» WHAT YOU ARE ASKED TO DO: From the listing below, select every line where the word "labels" appears.

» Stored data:
■ ■ ■ ■ ■

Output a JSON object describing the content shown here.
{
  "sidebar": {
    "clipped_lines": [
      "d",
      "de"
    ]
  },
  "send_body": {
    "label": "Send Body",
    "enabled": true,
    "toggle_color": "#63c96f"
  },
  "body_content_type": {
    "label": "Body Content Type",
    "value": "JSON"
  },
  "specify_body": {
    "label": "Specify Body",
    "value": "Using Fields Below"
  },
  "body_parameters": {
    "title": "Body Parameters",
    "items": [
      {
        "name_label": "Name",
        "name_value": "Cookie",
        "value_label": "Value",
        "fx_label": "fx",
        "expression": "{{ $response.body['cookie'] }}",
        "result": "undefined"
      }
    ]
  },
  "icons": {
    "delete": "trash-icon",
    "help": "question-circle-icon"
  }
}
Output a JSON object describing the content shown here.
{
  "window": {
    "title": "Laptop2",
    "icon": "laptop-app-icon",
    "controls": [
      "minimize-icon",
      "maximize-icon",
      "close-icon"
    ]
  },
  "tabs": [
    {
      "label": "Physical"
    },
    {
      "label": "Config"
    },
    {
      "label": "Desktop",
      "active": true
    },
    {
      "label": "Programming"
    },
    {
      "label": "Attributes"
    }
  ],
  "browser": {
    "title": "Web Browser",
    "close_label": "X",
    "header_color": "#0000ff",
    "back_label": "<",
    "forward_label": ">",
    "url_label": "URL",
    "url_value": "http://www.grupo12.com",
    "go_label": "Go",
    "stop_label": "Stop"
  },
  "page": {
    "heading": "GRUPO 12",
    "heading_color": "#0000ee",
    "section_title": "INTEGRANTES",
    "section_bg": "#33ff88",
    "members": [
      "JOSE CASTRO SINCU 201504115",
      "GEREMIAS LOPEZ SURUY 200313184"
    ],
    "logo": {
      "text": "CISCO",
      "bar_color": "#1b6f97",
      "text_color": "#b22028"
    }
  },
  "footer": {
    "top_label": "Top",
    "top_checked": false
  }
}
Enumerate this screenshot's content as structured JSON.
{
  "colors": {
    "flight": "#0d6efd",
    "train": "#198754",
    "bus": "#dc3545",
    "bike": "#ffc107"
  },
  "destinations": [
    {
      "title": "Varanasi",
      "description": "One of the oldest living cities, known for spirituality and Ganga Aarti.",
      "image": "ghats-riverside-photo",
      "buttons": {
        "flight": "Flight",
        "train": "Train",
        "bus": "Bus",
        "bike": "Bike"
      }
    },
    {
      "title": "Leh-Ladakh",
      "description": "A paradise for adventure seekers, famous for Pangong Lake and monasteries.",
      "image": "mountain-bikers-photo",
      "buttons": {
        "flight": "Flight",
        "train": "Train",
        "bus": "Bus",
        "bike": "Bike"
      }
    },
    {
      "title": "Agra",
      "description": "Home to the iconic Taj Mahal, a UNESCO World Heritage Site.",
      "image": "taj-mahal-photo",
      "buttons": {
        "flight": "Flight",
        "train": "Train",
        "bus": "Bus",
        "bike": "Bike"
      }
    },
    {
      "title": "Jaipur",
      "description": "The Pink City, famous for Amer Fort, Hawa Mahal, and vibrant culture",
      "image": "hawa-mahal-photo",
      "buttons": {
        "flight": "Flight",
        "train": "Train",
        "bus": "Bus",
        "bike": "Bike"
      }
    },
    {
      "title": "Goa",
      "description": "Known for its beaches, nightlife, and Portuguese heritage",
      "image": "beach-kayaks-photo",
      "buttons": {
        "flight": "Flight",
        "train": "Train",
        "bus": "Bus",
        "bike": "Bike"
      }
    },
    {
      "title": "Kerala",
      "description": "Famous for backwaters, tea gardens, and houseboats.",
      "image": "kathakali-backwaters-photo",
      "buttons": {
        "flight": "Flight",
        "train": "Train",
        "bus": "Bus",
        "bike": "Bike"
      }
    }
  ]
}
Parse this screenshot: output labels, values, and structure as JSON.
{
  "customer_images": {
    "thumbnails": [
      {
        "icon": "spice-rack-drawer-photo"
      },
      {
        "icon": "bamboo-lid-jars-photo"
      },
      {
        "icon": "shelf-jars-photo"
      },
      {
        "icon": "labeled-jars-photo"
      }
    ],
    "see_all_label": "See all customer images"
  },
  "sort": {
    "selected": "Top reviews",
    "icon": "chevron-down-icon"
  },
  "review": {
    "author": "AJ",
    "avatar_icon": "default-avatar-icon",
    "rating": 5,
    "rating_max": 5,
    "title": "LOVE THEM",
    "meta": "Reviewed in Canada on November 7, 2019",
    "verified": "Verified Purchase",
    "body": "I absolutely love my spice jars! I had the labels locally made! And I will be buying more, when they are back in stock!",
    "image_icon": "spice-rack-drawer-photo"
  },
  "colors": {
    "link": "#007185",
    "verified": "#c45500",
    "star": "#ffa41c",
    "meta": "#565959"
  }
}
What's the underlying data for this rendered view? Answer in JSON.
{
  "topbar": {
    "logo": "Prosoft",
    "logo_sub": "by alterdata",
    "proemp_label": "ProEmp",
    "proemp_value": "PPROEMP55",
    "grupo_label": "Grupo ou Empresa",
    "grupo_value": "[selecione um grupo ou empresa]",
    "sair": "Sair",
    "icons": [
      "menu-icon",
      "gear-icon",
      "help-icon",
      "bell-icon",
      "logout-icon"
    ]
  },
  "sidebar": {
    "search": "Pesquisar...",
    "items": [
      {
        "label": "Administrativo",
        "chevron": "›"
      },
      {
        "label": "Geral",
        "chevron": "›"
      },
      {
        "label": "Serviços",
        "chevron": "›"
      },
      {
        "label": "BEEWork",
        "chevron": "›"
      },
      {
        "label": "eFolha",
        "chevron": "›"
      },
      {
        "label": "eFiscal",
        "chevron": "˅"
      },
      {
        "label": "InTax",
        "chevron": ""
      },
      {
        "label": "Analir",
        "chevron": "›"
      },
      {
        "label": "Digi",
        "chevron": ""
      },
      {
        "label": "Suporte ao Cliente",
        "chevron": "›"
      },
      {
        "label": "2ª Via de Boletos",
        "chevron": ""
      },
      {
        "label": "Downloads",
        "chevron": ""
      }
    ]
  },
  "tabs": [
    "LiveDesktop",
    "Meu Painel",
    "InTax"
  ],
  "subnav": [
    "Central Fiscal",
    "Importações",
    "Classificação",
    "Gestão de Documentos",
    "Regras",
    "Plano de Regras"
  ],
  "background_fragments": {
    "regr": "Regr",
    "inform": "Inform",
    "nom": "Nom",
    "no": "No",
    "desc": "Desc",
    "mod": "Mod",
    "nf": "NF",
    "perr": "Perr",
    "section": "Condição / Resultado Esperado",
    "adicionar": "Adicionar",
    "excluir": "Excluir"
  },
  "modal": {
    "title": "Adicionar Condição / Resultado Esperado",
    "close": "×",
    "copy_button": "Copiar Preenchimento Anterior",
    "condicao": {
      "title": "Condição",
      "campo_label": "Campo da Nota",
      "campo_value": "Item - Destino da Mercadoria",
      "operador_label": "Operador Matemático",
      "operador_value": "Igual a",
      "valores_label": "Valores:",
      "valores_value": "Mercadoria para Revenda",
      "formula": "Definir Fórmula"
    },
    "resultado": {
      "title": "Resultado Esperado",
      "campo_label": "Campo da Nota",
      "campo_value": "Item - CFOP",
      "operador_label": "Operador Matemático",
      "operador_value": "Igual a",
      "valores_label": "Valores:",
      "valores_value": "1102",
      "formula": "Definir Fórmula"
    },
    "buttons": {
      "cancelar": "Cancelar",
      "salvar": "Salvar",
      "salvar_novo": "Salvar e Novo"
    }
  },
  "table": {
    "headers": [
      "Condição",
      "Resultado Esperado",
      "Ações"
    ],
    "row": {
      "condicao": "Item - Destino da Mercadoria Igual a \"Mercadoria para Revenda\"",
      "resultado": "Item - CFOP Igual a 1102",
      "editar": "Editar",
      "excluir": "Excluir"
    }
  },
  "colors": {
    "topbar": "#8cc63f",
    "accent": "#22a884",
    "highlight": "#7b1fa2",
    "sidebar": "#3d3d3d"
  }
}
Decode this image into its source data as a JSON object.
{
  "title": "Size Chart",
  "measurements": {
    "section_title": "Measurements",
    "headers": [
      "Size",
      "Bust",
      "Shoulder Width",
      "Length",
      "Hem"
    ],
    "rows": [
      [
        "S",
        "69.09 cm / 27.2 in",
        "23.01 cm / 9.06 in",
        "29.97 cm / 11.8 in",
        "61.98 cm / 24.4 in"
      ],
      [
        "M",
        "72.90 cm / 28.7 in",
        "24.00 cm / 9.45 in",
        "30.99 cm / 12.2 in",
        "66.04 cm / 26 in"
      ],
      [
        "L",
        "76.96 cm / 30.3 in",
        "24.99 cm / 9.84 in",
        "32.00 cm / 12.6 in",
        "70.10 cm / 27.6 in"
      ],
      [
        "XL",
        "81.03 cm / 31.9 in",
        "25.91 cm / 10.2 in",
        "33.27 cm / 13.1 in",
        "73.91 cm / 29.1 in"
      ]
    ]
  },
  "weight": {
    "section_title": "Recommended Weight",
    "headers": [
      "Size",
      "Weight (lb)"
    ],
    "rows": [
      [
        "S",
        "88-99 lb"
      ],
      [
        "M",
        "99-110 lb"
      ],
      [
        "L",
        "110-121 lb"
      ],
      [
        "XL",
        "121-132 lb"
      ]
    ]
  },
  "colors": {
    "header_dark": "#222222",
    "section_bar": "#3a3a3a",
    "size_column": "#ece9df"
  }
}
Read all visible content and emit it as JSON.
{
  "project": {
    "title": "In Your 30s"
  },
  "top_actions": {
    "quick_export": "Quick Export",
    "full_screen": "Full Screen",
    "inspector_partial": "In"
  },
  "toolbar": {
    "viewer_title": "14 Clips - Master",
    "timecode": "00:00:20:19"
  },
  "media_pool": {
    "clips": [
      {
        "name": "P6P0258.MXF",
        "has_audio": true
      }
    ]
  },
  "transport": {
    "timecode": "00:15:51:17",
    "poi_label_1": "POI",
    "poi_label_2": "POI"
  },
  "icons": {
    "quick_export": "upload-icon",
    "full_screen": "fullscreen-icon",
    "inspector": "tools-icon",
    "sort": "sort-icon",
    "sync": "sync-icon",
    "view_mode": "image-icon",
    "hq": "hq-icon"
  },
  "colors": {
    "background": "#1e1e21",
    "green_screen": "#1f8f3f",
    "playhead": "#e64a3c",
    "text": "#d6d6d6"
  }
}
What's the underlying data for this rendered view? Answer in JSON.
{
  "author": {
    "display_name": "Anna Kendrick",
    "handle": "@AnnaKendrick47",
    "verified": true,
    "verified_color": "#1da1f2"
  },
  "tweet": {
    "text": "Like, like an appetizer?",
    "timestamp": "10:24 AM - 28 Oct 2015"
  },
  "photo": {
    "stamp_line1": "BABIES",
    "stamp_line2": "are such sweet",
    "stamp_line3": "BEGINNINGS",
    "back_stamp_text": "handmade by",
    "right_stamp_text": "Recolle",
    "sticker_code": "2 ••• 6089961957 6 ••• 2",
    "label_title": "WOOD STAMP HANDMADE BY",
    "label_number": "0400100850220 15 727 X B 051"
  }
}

■ ■ ■ ■ ■

» WRITTEN ANSWER:
Parse this screenshot: output labels, values, and structure as JSON.
    "body": "I absolutely love my spice jars! I had the labels locally made! And I will be buying more, when they are back in stock!",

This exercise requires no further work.